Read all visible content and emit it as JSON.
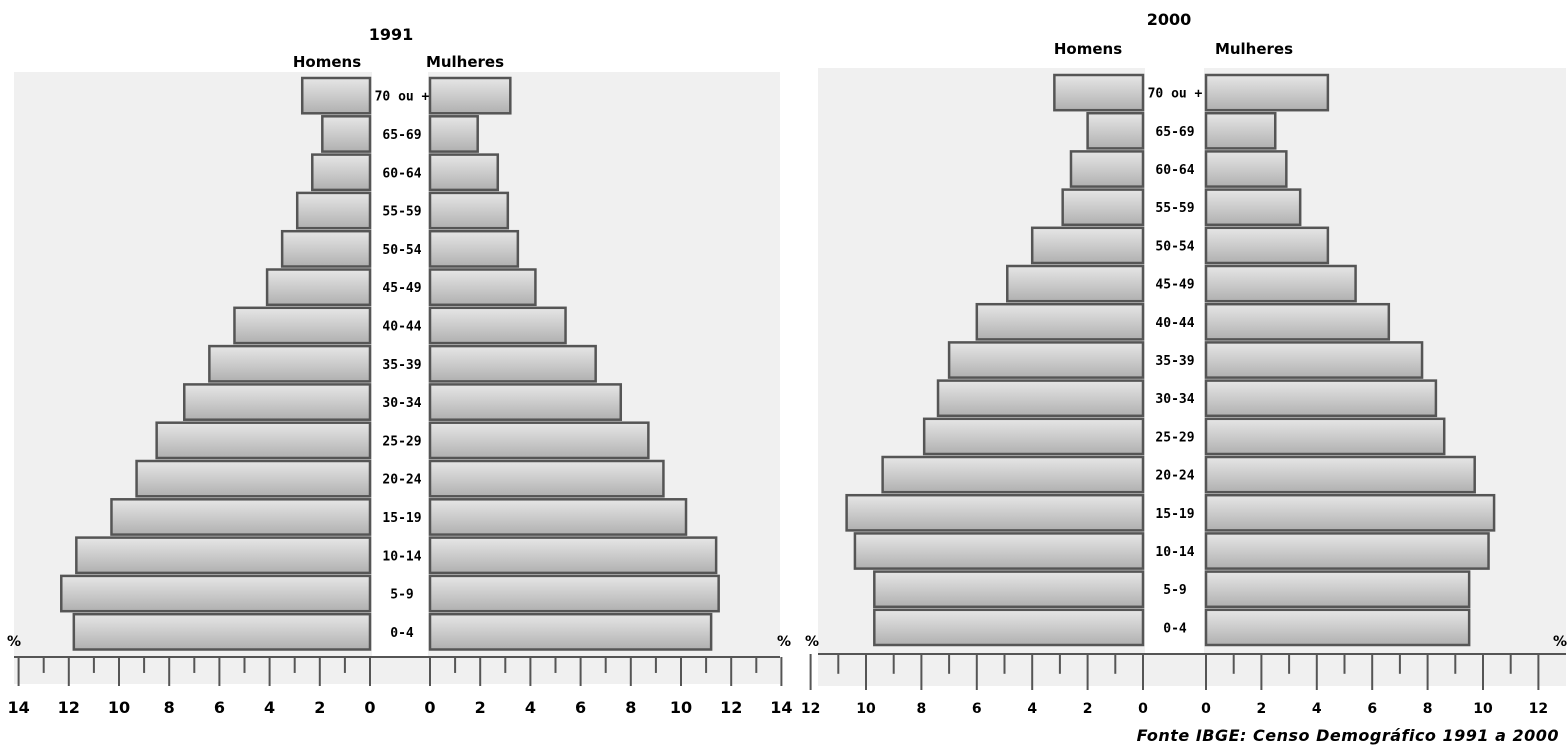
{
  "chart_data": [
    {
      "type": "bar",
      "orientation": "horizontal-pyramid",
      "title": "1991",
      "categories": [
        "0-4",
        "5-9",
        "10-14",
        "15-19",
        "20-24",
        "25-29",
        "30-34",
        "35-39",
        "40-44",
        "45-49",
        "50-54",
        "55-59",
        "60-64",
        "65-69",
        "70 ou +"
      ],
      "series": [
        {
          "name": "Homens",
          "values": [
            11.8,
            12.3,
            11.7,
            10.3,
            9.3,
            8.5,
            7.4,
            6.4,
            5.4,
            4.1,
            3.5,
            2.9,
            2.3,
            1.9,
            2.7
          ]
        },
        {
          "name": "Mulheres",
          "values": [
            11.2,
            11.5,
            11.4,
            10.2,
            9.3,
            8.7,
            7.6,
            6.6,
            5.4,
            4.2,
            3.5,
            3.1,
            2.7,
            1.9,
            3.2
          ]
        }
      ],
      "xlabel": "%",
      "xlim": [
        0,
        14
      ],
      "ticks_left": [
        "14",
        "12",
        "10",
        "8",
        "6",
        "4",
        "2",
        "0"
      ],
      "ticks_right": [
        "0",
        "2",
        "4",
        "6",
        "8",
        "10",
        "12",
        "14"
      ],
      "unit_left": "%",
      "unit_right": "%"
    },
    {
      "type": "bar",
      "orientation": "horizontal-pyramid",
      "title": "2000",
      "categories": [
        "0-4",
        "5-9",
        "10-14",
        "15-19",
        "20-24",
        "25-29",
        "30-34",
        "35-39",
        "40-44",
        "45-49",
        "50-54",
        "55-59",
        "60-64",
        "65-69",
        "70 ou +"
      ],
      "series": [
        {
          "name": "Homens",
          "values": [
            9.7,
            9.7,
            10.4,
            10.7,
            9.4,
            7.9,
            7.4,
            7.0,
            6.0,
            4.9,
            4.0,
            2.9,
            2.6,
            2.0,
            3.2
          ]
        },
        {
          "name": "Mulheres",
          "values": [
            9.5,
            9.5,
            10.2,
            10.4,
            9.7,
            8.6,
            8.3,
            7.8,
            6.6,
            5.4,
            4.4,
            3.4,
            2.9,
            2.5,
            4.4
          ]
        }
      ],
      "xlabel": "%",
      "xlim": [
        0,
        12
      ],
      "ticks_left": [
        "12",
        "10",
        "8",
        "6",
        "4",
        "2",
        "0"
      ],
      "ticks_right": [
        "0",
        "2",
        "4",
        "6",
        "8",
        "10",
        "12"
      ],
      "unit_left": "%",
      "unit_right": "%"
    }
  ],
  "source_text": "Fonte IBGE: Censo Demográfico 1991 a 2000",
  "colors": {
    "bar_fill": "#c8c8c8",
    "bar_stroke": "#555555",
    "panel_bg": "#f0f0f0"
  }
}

**Short task**
Above are records to transcribe exactly; leave their pictures out.

**Expected output**
Read all visible content and emit it as JSON.
{
  "chart_data": [
    {
      "type": "bar",
      "orientation": "horizontal-pyramid",
      "title": "1991",
      "categories": [
        "0-4",
        "5-9",
        "10-14",
        "15-19",
        "20-24",
        "25-29",
        "30-34",
        "35-39",
        "40-44",
        "45-49",
        "50-54",
        "55-59",
        "60-64",
        "65-69",
        "70 ou +"
      ],
      "series": [
        {
          "name": "Homens",
          "values": [
            11.8,
            12.3,
            11.7,
            10.3,
            9.3,
            8.5,
            7.4,
            6.4,
            5.4,
            4.1,
            3.5,
            2.9,
            2.3,
            1.9,
            2.7
          ]
        },
        {
          "name": "Mulheres",
          "values": [
            11.2,
            11.5,
            11.4,
            10.2,
            9.3,
            8.7,
            7.6,
            6.6,
            5.4,
            4.2,
            3.5,
            3.1,
            2.7,
            1.9,
            3.2
          ]
        }
      ],
      "xlabel": "%",
      "xlim": [
        0,
        14
      ],
      "ticks_left": [
        "14",
        "12",
        "10",
        "8",
        "6",
        "4",
        "2",
        "0"
      ],
      "ticks_right": [
        "0",
        "2",
        "4",
        "6",
        "8",
        "10",
        "12",
        "14"
      ],
      "unit_left": "%",
      "unit_right": "%"
    },
    {
      "type": "bar",
      "orientation": "horizontal-pyramid",
      "title": "2000",
      "categories": [
        "0-4",
        "5-9",
        "10-14",
        "15-19",
        "20-24",
        "25-29",
        "30-34",
        "35-39",
        "40-44",
        "45-49",
        "50-54",
        "55-59",
        "60-64",
        "65-69",
        "70 ou +"
      ],
      "series": [
        {
          "name": "Homens",
          "values": [
            9.7,
            9.7,
            10.4,
            10.7,
            9.4,
            7.9,
            7.4,
            7.0,
            6.0,
            4.9,
            4.0,
            2.9,
            2.6,
            2.0,
            3.2
          ]
        },
        {
          "name": "Mulheres",
          "values": [
            9.5,
            9.5,
            10.2,
            10.4,
            9.7,
            8.6,
            8.3,
            7.8,
            6.6,
            5.4,
            4.4,
            3.4,
            2.9,
            2.5,
            4.4
          ]
        }
      ],
      "xlabel": "%",
      "xlim": [
        0,
        12
      ],
      "ticks_left": [
        "12",
        "10",
        "8",
        "6",
        "4",
        "2",
        "0"
      ],
      "ticks_right": [
        "0",
        "2",
        "4",
        "6",
        "8",
        "10",
        "12"
      ],
      "unit_left": "%",
      "unit_right": "%"
    }
  ],
  "source_text": "Fonte IBGE: Censo Demográfico 1991 a 2000",
  "colors": {
    "bar_fill": "#c8c8c8",
    "bar_stroke": "#555555",
    "panel_bg": "#f0f0f0"
  }
}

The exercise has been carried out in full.